▶ Objective: From the entries below, copy every line holding the word "Number".

Figure collection entries:
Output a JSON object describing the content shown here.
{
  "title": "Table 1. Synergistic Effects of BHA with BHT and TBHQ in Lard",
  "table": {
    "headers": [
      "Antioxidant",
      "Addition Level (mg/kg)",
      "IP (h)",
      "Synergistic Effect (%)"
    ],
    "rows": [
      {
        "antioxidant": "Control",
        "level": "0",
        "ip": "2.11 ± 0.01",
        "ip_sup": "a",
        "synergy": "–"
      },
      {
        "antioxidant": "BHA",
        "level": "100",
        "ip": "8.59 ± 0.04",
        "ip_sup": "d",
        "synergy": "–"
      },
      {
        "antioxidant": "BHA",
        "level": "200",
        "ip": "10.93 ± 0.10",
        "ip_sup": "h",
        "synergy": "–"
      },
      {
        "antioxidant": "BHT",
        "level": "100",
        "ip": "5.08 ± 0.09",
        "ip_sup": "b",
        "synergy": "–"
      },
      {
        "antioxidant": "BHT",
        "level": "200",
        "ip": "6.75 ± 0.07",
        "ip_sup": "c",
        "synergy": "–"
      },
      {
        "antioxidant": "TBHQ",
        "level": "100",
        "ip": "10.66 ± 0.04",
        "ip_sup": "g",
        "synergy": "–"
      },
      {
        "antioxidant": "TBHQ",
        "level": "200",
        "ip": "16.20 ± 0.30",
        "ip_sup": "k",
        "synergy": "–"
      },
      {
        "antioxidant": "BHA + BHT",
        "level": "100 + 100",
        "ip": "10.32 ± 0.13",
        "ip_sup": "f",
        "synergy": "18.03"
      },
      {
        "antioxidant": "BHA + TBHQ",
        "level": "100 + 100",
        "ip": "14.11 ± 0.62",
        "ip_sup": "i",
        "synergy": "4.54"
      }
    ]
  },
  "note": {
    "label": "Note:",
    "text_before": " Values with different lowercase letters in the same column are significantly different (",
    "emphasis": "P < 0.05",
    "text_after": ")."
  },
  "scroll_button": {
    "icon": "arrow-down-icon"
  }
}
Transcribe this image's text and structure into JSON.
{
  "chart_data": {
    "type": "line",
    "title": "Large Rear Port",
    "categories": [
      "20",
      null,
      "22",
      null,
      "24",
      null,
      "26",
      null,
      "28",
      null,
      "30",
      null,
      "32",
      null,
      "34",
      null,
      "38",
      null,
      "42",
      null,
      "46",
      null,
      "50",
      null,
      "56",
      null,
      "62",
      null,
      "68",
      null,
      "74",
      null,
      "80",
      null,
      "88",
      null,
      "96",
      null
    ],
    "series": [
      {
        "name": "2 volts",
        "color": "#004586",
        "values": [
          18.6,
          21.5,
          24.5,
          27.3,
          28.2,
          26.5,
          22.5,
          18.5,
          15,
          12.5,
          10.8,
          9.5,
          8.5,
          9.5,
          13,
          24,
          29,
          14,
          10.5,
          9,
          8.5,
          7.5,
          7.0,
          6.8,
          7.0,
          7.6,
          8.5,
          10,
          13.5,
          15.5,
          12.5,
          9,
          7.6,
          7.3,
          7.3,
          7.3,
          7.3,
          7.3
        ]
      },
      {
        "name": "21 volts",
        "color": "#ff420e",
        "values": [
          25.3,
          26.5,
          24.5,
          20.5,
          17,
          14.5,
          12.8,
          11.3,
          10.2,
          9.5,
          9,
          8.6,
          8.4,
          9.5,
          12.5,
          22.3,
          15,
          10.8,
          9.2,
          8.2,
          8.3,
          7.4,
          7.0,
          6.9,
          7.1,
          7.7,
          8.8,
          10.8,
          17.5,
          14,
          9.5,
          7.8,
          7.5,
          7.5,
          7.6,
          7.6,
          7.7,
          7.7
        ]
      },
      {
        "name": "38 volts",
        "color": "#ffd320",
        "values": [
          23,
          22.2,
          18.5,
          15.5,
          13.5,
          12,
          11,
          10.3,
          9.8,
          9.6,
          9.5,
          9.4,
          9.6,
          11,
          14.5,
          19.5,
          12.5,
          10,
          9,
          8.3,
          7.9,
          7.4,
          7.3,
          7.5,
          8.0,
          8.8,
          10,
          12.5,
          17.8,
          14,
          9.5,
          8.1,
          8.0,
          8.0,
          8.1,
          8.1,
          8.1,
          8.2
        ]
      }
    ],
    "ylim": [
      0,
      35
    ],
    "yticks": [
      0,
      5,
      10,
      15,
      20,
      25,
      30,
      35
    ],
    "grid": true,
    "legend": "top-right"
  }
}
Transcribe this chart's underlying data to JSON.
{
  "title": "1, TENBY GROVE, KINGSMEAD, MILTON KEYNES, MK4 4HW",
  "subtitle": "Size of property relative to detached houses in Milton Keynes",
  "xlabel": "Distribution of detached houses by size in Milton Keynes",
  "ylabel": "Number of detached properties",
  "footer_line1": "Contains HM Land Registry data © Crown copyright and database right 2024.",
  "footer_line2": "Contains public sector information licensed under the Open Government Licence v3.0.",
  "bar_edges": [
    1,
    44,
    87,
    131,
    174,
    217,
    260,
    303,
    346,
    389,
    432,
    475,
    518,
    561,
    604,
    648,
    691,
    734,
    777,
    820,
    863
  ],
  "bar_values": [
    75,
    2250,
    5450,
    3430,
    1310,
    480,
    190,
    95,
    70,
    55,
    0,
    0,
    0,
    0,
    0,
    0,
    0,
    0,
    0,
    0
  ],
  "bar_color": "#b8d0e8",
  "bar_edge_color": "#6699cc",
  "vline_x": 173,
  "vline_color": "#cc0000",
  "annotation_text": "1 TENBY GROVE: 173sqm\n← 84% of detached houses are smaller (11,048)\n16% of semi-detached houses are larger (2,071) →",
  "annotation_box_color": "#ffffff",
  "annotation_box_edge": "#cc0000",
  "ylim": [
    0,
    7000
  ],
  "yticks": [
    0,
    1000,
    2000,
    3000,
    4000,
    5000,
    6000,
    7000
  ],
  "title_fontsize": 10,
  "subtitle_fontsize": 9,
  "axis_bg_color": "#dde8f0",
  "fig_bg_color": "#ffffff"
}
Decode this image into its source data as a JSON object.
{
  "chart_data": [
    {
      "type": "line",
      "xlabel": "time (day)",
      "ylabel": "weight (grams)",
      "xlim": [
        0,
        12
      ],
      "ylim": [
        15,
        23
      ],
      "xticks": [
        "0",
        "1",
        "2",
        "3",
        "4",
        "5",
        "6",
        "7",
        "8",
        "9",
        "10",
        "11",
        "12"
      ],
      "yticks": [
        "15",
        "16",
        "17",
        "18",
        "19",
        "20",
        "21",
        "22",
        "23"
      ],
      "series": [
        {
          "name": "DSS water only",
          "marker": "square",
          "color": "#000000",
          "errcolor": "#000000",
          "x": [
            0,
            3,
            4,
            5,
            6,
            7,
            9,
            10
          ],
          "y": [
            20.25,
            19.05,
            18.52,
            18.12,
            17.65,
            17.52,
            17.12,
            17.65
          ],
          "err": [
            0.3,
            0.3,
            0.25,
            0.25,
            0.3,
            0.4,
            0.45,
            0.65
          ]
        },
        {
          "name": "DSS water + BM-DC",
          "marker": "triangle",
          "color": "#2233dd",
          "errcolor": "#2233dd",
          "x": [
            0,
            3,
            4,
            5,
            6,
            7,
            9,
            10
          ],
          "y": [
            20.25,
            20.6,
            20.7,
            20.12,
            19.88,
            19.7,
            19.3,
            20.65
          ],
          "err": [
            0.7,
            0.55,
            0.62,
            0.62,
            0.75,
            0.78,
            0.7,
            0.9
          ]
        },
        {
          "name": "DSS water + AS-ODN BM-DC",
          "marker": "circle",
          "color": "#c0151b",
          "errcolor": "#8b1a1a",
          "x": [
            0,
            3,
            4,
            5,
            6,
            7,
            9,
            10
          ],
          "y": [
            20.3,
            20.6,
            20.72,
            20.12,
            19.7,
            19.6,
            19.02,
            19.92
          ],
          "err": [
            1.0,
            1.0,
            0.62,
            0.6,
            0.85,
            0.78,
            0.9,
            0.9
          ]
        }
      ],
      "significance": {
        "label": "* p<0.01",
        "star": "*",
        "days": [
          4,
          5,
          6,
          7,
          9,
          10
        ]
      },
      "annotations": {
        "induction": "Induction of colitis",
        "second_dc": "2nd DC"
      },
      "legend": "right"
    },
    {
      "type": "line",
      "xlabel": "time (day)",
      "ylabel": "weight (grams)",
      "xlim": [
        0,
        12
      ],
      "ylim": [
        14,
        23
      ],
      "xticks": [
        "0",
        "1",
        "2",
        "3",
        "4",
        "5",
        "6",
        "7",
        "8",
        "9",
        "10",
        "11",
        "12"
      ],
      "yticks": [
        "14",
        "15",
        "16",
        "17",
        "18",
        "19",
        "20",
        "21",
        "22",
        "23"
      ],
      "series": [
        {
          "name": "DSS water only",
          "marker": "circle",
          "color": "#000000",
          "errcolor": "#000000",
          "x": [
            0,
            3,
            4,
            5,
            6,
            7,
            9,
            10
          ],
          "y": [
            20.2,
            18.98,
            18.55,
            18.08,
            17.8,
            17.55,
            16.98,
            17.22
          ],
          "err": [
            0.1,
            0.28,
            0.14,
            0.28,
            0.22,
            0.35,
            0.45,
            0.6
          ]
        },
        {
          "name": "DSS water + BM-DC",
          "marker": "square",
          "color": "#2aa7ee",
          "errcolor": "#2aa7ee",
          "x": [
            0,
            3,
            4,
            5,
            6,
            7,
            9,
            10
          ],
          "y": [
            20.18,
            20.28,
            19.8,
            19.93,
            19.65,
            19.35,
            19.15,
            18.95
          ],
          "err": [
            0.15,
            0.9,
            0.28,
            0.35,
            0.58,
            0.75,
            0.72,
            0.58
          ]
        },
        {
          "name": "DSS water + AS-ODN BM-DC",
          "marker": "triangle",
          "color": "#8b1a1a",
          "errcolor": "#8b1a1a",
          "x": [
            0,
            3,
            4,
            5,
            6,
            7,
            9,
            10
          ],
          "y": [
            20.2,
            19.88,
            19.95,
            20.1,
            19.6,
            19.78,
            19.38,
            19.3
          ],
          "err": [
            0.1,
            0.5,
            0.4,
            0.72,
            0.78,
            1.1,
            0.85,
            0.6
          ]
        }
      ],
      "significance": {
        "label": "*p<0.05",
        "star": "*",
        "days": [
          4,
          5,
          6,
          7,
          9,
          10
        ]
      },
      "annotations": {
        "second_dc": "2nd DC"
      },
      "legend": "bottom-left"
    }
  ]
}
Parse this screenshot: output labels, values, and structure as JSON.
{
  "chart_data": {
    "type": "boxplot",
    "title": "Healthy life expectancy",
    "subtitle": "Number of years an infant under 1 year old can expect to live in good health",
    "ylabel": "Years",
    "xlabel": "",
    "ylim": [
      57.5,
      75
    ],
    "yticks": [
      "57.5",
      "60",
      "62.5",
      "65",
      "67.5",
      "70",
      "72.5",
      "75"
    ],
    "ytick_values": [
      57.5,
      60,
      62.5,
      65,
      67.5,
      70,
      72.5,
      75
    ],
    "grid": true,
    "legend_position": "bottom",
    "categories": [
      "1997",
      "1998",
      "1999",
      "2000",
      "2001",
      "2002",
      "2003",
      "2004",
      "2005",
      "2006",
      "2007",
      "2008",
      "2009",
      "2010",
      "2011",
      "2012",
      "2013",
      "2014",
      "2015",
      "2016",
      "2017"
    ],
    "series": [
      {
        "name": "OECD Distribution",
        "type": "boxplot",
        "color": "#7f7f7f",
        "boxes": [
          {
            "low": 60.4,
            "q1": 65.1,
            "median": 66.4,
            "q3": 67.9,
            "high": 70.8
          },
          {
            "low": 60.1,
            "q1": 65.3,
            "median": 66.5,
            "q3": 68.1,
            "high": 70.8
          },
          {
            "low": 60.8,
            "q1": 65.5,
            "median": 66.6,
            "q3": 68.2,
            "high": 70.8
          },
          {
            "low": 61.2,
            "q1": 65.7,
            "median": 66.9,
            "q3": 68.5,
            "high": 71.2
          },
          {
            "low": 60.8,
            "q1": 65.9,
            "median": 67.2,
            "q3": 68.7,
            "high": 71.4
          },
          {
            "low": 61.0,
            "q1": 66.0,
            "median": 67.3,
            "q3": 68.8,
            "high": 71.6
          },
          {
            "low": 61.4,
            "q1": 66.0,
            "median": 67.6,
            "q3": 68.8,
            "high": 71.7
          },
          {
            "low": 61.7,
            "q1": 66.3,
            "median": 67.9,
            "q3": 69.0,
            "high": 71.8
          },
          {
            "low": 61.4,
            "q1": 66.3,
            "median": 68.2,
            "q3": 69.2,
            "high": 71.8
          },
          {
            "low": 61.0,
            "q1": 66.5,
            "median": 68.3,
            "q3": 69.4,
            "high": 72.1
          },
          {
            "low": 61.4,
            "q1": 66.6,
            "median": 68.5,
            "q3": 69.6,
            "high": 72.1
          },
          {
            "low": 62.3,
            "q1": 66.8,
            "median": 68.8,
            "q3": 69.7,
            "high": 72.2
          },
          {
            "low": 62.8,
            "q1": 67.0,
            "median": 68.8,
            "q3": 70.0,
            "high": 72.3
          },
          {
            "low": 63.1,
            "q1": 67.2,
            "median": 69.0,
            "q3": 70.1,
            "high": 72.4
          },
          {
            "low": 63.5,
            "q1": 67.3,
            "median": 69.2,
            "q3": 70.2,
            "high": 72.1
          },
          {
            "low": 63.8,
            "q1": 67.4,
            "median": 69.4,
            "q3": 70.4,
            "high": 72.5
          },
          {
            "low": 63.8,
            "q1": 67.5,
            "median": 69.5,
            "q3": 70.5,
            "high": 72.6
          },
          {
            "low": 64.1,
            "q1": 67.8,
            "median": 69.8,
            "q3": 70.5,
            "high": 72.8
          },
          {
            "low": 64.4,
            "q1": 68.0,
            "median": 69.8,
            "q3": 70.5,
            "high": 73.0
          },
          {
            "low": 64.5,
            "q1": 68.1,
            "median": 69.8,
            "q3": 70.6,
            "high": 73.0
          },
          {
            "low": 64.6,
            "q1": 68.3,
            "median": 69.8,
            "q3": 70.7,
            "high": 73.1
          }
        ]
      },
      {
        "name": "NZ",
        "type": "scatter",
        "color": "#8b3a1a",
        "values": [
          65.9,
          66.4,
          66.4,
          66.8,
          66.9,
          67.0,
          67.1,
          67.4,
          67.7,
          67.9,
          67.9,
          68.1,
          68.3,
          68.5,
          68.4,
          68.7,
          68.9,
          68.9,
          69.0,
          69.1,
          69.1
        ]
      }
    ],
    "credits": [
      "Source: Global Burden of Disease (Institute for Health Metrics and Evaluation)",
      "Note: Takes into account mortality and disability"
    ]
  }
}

▶ Complete response:
  "ylabel": "Number of detached properties",
    "subtitle": "Number of years an infant under 1 year old can expect to live in good health",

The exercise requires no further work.